* begin *

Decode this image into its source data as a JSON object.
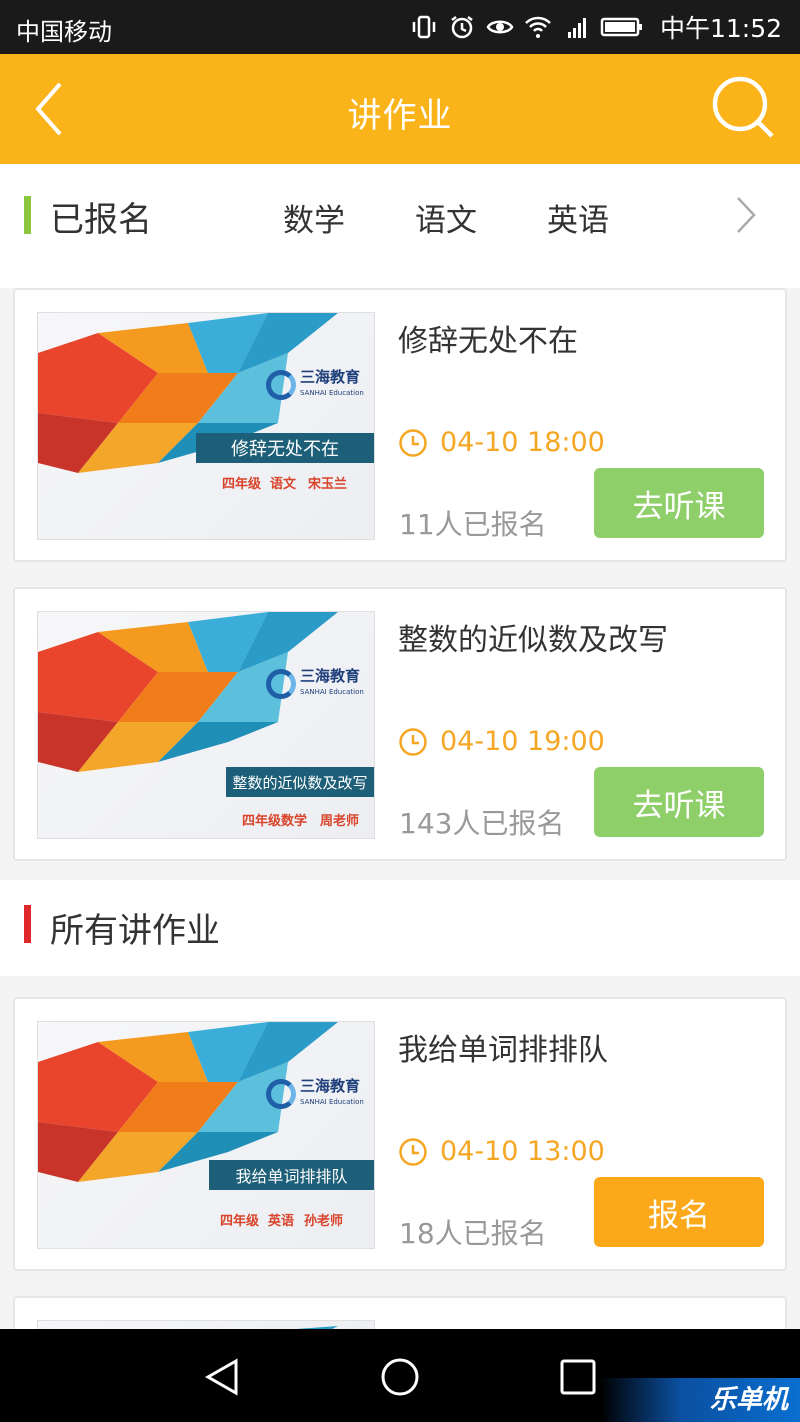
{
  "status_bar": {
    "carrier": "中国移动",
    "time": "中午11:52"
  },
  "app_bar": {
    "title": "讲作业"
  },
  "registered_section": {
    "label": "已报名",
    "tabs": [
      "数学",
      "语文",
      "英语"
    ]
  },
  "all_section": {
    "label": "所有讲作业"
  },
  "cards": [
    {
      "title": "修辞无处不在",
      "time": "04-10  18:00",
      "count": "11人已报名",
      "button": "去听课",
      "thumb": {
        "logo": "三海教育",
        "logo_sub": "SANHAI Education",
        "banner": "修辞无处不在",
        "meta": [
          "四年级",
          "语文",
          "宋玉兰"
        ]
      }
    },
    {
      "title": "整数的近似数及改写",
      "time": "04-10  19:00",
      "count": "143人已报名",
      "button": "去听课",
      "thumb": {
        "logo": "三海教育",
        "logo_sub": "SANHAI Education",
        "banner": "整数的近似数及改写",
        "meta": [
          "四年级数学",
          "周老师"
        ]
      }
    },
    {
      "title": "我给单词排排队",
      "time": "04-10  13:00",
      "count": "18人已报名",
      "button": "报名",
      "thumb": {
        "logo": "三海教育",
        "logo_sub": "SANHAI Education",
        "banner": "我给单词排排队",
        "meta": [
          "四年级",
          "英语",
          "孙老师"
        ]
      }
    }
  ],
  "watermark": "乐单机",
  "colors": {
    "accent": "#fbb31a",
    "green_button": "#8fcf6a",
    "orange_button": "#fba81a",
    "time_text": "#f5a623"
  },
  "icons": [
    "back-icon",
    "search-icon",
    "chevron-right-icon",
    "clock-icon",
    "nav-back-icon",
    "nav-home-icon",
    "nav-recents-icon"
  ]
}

* end *

What the exercise asks -> Omit the pictures, then quote the rest of the material above exactly.

Written solution ->
Decode this image into its source data as a JSON object.
{
  "status_bar": {
    "carrier": "中国移动",
    "time": "中午11:52"
  },
  "app_bar": {
    "title": "讲作业"
  },
  "registered_section": {
    "label": "已报名",
    "tabs": [
      "数学",
      "语文",
      "英语"
    ]
  },
  "all_section": {
    "label": "所有讲作业"
  },
  "cards": [
    {
      "title": "修辞无处不在",
      "time": "04-10  18:00",
      "count": "11人已报名",
      "button": "去听课",
      "thumb": {
        "logo": "三海教育",
        "logo_sub": "SANHAI Education",
        "banner": "修辞无处不在",
        "meta": [
          "四年级",
          "语文",
          "宋玉兰"
        ]
      }
    },
    {
      "title": "整数的近似数及改写",
      "time": "04-10  19:00",
      "count": "143人已报名",
      "button": "去听课",
      "thumb": {
        "logo": "三海教育",
        "logo_sub": "SANHAI Education",
        "banner": "整数的近似数及改写",
        "meta": [
          "四年级数学",
          "周老师"
        ]
      }
    },
    {
      "title": "我给单词排排队",
      "time": "04-10  13:00",
      "count": "18人已报名",
      "button": "报名",
      "thumb": {
        "logo": "三海教育",
        "logo_sub": "SANHAI Education",
        "banner": "我给单词排排队",
        "meta": [
          "四年级",
          "英语",
          "孙老师"
        ]
      }
    }
  ],
  "watermark": "乐单机",
  "colors": {
    "accent": "#fbb31a",
    "green_button": "#8fcf6a",
    "orange_button": "#fba81a",
    "time_text": "#f5a623"
  },
  "icons": [
    "back-icon",
    "search-icon",
    "chevron-right-icon",
    "clock-icon",
    "nav-back-icon",
    "nav-home-icon",
    "nav-recents-icon"
  ]
}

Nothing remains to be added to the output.